▼

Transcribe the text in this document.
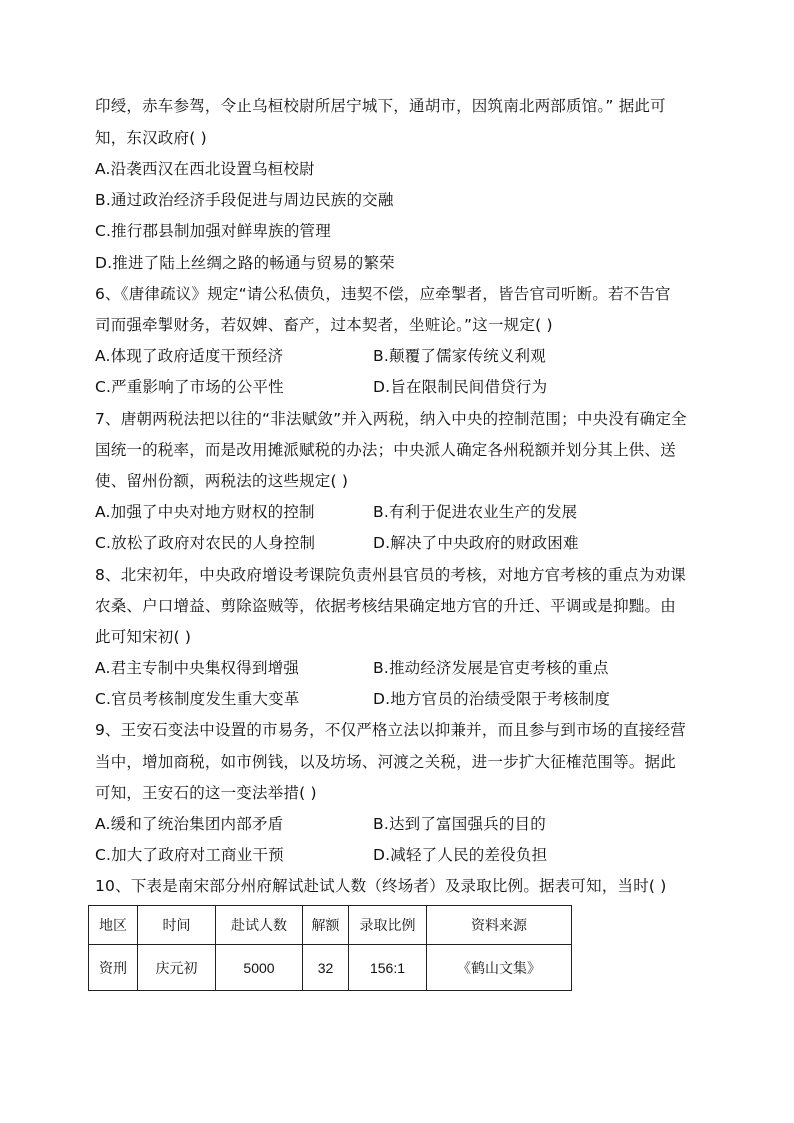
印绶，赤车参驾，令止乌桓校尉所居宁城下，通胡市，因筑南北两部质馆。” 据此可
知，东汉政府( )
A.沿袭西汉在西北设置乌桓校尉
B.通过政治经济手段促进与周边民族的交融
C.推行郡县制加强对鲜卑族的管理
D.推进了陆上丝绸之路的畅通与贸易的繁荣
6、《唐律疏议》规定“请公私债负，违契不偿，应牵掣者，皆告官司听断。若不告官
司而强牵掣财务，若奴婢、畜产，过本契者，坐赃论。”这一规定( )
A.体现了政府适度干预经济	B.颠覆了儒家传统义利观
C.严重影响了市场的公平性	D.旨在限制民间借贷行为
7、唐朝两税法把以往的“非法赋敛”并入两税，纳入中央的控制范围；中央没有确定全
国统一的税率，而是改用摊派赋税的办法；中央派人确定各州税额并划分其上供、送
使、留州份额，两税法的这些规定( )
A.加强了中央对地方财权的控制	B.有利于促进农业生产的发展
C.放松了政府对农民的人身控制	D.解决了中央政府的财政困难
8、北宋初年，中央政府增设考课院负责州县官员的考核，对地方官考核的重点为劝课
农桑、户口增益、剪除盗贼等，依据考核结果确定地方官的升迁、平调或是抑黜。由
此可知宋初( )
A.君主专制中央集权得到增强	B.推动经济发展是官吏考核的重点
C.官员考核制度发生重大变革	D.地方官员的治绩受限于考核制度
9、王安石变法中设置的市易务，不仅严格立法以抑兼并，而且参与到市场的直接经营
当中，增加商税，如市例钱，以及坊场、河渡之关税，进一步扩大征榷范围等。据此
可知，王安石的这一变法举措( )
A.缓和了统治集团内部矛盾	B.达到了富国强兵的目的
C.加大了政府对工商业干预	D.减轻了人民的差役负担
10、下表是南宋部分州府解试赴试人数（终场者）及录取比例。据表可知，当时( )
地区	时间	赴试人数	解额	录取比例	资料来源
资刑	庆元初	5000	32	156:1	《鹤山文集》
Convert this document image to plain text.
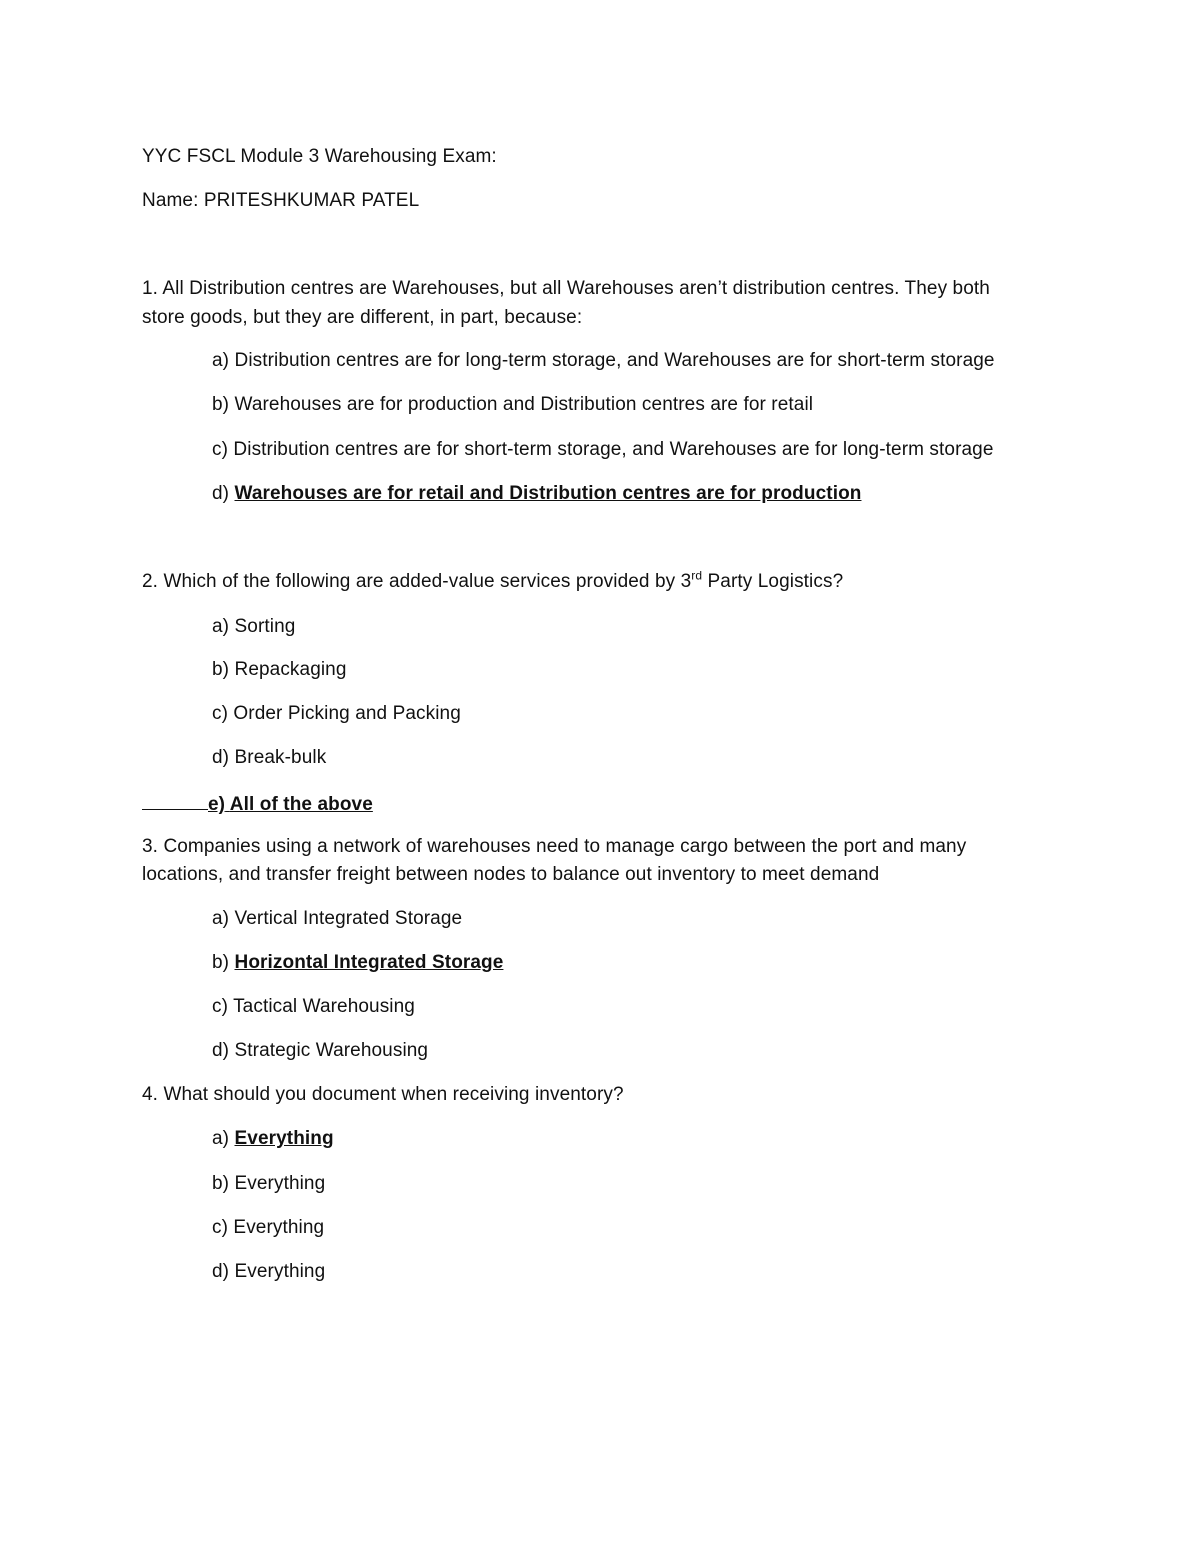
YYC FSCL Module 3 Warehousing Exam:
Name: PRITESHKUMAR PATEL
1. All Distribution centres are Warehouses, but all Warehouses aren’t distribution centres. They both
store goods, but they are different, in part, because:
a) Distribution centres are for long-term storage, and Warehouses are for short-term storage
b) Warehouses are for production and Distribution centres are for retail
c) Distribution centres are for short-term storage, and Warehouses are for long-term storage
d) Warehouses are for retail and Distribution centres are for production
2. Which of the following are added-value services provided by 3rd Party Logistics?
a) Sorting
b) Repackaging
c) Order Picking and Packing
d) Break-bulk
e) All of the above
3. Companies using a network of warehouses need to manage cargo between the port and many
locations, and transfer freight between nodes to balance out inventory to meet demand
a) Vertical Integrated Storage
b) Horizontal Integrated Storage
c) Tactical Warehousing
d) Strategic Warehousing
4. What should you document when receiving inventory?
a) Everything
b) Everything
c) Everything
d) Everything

▲

• YOUR GOAL: Gather each line of the records holding the string "Distribution".

• EXPECTED OUTPUT:
1. All Distribution centres are Warehouses, but all Warehouses aren’t distribution centres. They both
a) Distribution centres are for long-term storage, and Warehouses are for short-term storage
b) Warehouses are for production and Distribution centres are for retail
c) Distribution centres are for short-term storage, and Warehouses are for long-term storage
d) Warehouses are for retail and Distribution centres are for production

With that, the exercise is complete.